**WHAT YOU NEED TO DO**
Copy, from the entries below, each line in which the string "ylabel" appears.
....
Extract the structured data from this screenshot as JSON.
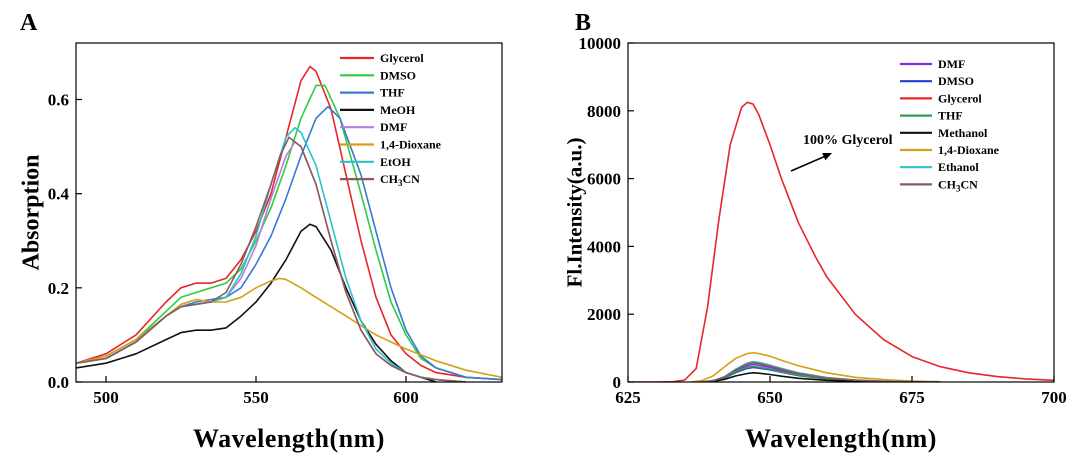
{
  "chart_data": [
    {
      "panel_label": "A",
      "type": "line",
      "xlabel": "Wavelength(nm)",
      "ylabel": "Absorption",
      "xlim": [
        490,
        632
      ],
      "ylim": [
        0.0,
        0.72
      ],
      "xticks": [
        500,
        550,
        600
      ],
      "yticks": [
        0.0,
        0.2,
        0.4,
        0.6
      ],
      "ytick_labels": [
        "0.0",
        "0.2",
        "0.4",
        "0.6"
      ],
      "legend_position": "top-right",
      "grid": false,
      "series": [
        {
          "name": "Glycerol",
          "color": "#e8262a",
          "x": [
            490,
            500,
            510,
            520,
            525,
            530,
            535,
            540,
            545,
            550,
            555,
            560,
            565,
            568,
            570,
            575,
            580,
            585,
            590,
            595,
            600,
            605,
            610,
            620,
            632
          ],
          "y": [
            0.04,
            0.06,
            0.1,
            0.17,
            0.2,
            0.21,
            0.21,
            0.22,
            0.26,
            0.32,
            0.4,
            0.52,
            0.64,
            0.67,
            0.66,
            0.58,
            0.44,
            0.3,
            0.18,
            0.1,
            0.06,
            0.035,
            0.02,
            0.01,
            0.005
          ]
        },
        {
          "name": "DMSO",
          "color": "#2ecc40",
          "x": [
            490,
            500,
            510,
            520,
            525,
            530,
            535,
            540,
            545,
            550,
            555,
            560,
            565,
            570,
            573,
            578,
            585,
            590,
            595,
            600,
            605,
            610,
            620,
            632
          ],
          "y": [
            0.04,
            0.055,
            0.09,
            0.15,
            0.18,
            0.19,
            0.2,
            0.21,
            0.24,
            0.3,
            0.37,
            0.46,
            0.56,
            0.63,
            0.63,
            0.56,
            0.4,
            0.28,
            0.17,
            0.1,
            0.05,
            0.03,
            0.01,
            0.005
          ]
        },
        {
          "name": "THF",
          "color": "#3a78d6",
          "x": [
            490,
            500,
            510,
            520,
            525,
            530,
            535,
            540,
            545,
            550,
            555,
            560,
            565,
            570,
            574,
            578,
            585,
            590,
            595,
            600,
            605,
            610,
            620,
            632
          ],
          "y": [
            0.04,
            0.05,
            0.085,
            0.14,
            0.16,
            0.17,
            0.175,
            0.18,
            0.2,
            0.25,
            0.31,
            0.39,
            0.48,
            0.56,
            0.585,
            0.56,
            0.44,
            0.32,
            0.2,
            0.11,
            0.055,
            0.03,
            0.01,
            0.005
          ]
        },
        {
          "name": "MeOH",
          "color": "#111111",
          "x": [
            490,
            500,
            510,
            520,
            525,
            530,
            535,
            540,
            545,
            550,
            555,
            560,
            565,
            568,
            570,
            575,
            580,
            585,
            590,
            595,
            600,
            605,
            610
          ],
          "y": [
            0.03,
            0.04,
            0.06,
            0.09,
            0.105,
            0.11,
            0.11,
            0.115,
            0.14,
            0.17,
            0.21,
            0.26,
            0.32,
            0.335,
            0.33,
            0.28,
            0.2,
            0.13,
            0.08,
            0.045,
            0.02,
            0.01,
            0.0
          ]
        },
        {
          "name": "DMF",
          "color": "#b87cdc",
          "x": [
            490,
            500,
            510,
            520,
            525,
            530,
            535,
            540,
            545,
            550,
            555,
            560,
            563,
            565,
            570,
            575,
            580,
            585,
            590,
            595,
            600,
            605,
            610,
            620
          ],
          "y": [
            0.04,
            0.05,
            0.085,
            0.14,
            0.16,
            0.165,
            0.17,
            0.18,
            0.22,
            0.29,
            0.39,
            0.48,
            0.51,
            0.5,
            0.42,
            0.3,
            0.19,
            0.11,
            0.06,
            0.035,
            0.02,
            0.01,
            0.005,
            0.0
          ]
        },
        {
          "name": "1,4-Dioxane",
          "color": "#d4a017",
          "x": [
            490,
            500,
            510,
            520,
            525,
            530,
            535,
            540,
            545,
            550,
            555,
            558,
            560,
            565,
            570,
            575,
            580,
            590,
            600,
            610,
            620,
            632
          ],
          "y": [
            0.04,
            0.055,
            0.09,
            0.14,
            0.165,
            0.175,
            0.17,
            0.17,
            0.18,
            0.2,
            0.215,
            0.22,
            0.218,
            0.2,
            0.18,
            0.16,
            0.14,
            0.1,
            0.07,
            0.045,
            0.025,
            0.01
          ]
        },
        {
          "name": "EtOH",
          "color": "#2bc3cc",
          "x": [
            490,
            500,
            510,
            520,
            525,
            530,
            535,
            540,
            545,
            550,
            555,
            560,
            563,
            565,
            570,
            575,
            580,
            585,
            590,
            595,
            600,
            605,
            610,
            620
          ],
          "y": [
            0.04,
            0.05,
            0.085,
            0.14,
            0.16,
            0.165,
            0.17,
            0.18,
            0.23,
            0.31,
            0.42,
            0.52,
            0.54,
            0.53,
            0.46,
            0.34,
            0.22,
            0.13,
            0.07,
            0.04,
            0.02,
            0.01,
            0.005,
            0.0
          ]
        },
        {
          "name": "CH3CN",
          "label_main": "CH",
          "label_sub": "3",
          "label_tail": "CN",
          "color": "#8b5a5a",
          "x": [
            490,
            500,
            510,
            520,
            525,
            530,
            535,
            540,
            545,
            550,
            555,
            558,
            561,
            565,
            570,
            575,
            580,
            585,
            590,
            595,
            600,
            605,
            610,
            620
          ],
          "y": [
            0.04,
            0.05,
            0.085,
            0.14,
            0.16,
            0.165,
            0.17,
            0.19,
            0.25,
            0.33,
            0.42,
            0.48,
            0.52,
            0.5,
            0.42,
            0.3,
            0.19,
            0.11,
            0.06,
            0.035,
            0.02,
            0.01,
            0.005,
            0.0
          ]
        }
      ]
    },
    {
      "panel_label": "B",
      "type": "line",
      "xlabel": "Wavelength(nm)",
      "ylabel": "Fl.Intensity(a.u.)",
      "xlim": [
        625,
        700
      ],
      "ylim": [
        0,
        10000
      ],
      "xticks": [
        625,
        650,
        675,
        700
      ],
      "yticks": [
        0,
        2000,
        4000,
        6000,
        8000,
        10000
      ],
      "legend_position": "top-right",
      "grid": false,
      "annotation": "100% Glycerol",
      "series": [
        {
          "name": "DMF",
          "color": "#8a2be2",
          "x": [
            638,
            640,
            642,
            644,
            646,
            647,
            648,
            650,
            652,
            655,
            660,
            665,
            670,
            680
          ],
          "y": [
            0,
            40,
            150,
            330,
            480,
            520,
            500,
            430,
            340,
            230,
            110,
            50,
            20,
            0
          ]
        },
        {
          "name": "DMSO",
          "color": "#1f3fd6",
          "x": [
            638,
            640,
            642,
            644,
            646,
            647,
            648,
            650,
            652,
            655,
            660,
            665,
            670,
            680
          ],
          "y": [
            0,
            30,
            120,
            280,
            400,
            430,
            410,
            360,
            290,
            190,
            90,
            40,
            15,
            0
          ]
        },
        {
          "name": "Glycerol",
          "color": "#e8262a",
          "x": [
            625,
            630,
            633,
            635,
            637,
            639,
            641,
            643,
            645,
            646,
            647,
            648,
            650,
            652,
            655,
            658,
            660,
            665,
            670,
            675,
            680,
            685,
            690,
            695,
            700
          ],
          "y": [
            0,
            0,
            10,
            60,
            400,
            2200,
            4800,
            7000,
            8100,
            8250,
            8200,
            7900,
            7000,
            6000,
            4700,
            3700,
            3100,
            2000,
            1250,
            750,
            450,
            270,
            160,
            90,
            50
          ]
        },
        {
          "name": "THF",
          "color": "#2e9a5e",
          "x": [
            638,
            640,
            642,
            644,
            646,
            647,
            648,
            650,
            652,
            655,
            660,
            665,
            670,
            680
          ],
          "y": [
            0,
            35,
            130,
            300,
            430,
            460,
            440,
            380,
            300,
            200,
            95,
            45,
            18,
            0
          ]
        },
        {
          "name": "Methanol",
          "color": "#111111",
          "x": [
            638,
            640,
            642,
            644,
            646,
            647,
            648,
            650,
            652,
            655,
            660,
            665,
            670
          ],
          "y": [
            0,
            20,
            80,
            180,
            250,
            270,
            260,
            220,
            170,
            110,
            50,
            20,
            5
          ]
        },
        {
          "name": "1,4-Dioxane",
          "color": "#d4a017",
          "x": [
            636,
            638,
            640,
            642,
            644,
            646,
            647,
            648,
            650,
            652,
            655,
            660,
            665,
            670,
            675,
            680
          ],
          "y": [
            0,
            40,
            180,
            450,
            700,
            840,
            860,
            840,
            760,
            640,
            480,
            270,
            140,
            70,
            30,
            10
          ]
        },
        {
          "name": "Ethanol",
          "color": "#2bc3cc",
          "x": [
            638,
            640,
            642,
            644,
            646,
            647,
            648,
            650,
            652,
            655,
            660,
            665,
            670,
            680
          ],
          "y": [
            0,
            40,
            160,
            380,
            560,
            600,
            580,
            500,
            400,
            270,
            130,
            60,
            25,
            0
          ]
        },
        {
          "name": "CH3CN",
          "label_main": "CH",
          "label_sub": "3",
          "label_tail": "CN",
          "color": "#8b5a5a",
          "x": [
            638,
            640,
            642,
            644,
            646,
            647,
            648,
            650,
            652,
            655,
            660,
            665,
            670,
            680
          ],
          "y": [
            0,
            38,
            150,
            360,
            530,
            570,
            550,
            470,
            380,
            255,
            120,
            55,
            22,
            0
          ]
        }
      ]
    }
  ]
}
....
**REPLY TO THE TASK**
      "ylabel": "Absorption",
      "ylabel": "Fl.Intensity(a.u.)",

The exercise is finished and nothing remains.